WHAT IS EXPECTED:
Leave out the pictures and repeat the data exactly.

Data records:
===============

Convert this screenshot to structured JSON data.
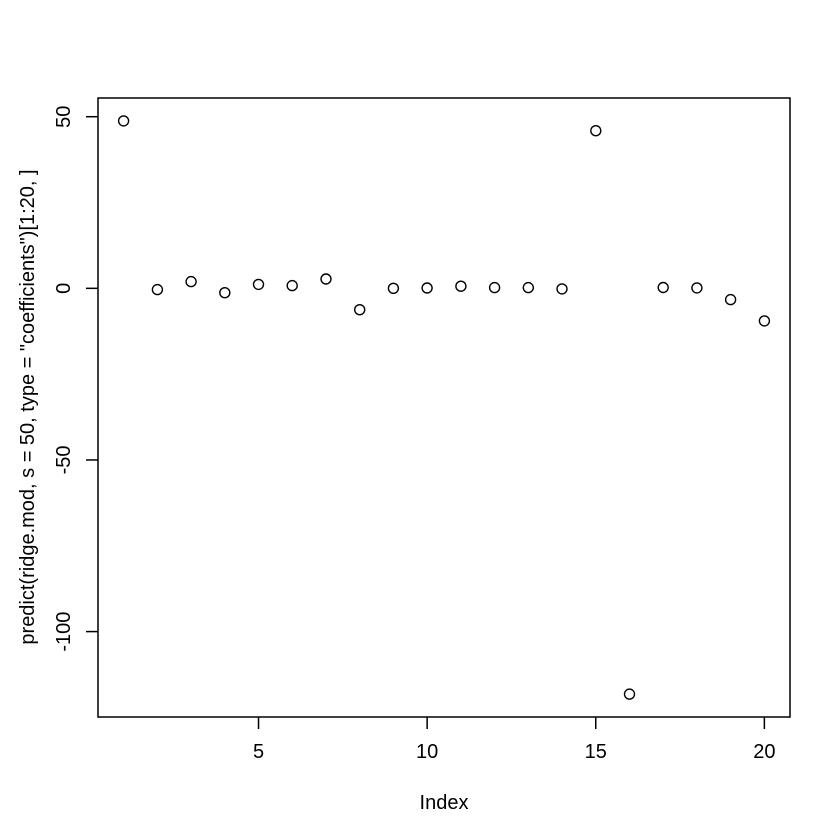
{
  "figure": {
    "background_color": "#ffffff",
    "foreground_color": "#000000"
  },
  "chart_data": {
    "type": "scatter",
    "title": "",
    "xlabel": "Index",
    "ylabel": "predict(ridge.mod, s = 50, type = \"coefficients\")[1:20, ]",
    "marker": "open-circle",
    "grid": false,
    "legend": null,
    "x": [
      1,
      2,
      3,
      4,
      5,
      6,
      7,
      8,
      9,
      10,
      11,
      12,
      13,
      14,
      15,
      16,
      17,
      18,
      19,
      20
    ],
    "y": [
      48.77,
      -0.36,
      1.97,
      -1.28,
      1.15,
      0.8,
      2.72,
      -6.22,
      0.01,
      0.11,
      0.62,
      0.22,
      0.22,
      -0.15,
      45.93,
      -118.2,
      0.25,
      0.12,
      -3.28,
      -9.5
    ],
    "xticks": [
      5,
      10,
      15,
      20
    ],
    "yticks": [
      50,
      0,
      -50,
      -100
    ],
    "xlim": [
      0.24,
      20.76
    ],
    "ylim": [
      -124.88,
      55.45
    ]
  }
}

===============

THE OUTPUT:
Convert this screenshot to structured JSON data.
{
  "figure": {
    "background_color": "#ffffff",
    "foreground_color": "#000000"
  },
  "chart_data": {
    "type": "scatter",
    "title": "",
    "xlabel": "Index",
    "ylabel": "predict(ridge.mod, s = 50, type = \"coefficients\")[1:20, ]",
    "marker": "open-circle",
    "grid": false,
    "legend": null,
    "x": [
      1,
      2,
      3,
      4,
      5,
      6,
      7,
      8,
      9,
      10,
      11,
      12,
      13,
      14,
      15,
      16,
      17,
      18,
      19,
      20
    ],
    "y": [
      48.77,
      -0.36,
      1.97,
      -1.28,
      1.15,
      0.8,
      2.72,
      -6.22,
      0.01,
      0.11,
      0.62,
      0.22,
      0.22,
      -0.15,
      45.93,
      -118.2,
      0.25,
      0.12,
      -3.28,
      -9.5
    ],
    "xticks": [
      5,
      10,
      15,
      20
    ],
    "yticks": [
      50,
      0,
      -50,
      -100
    ],
    "xlim": [
      0.24,
      20.76
    ],
    "ylim": [
      -124.88,
      55.45
    ]
  }
}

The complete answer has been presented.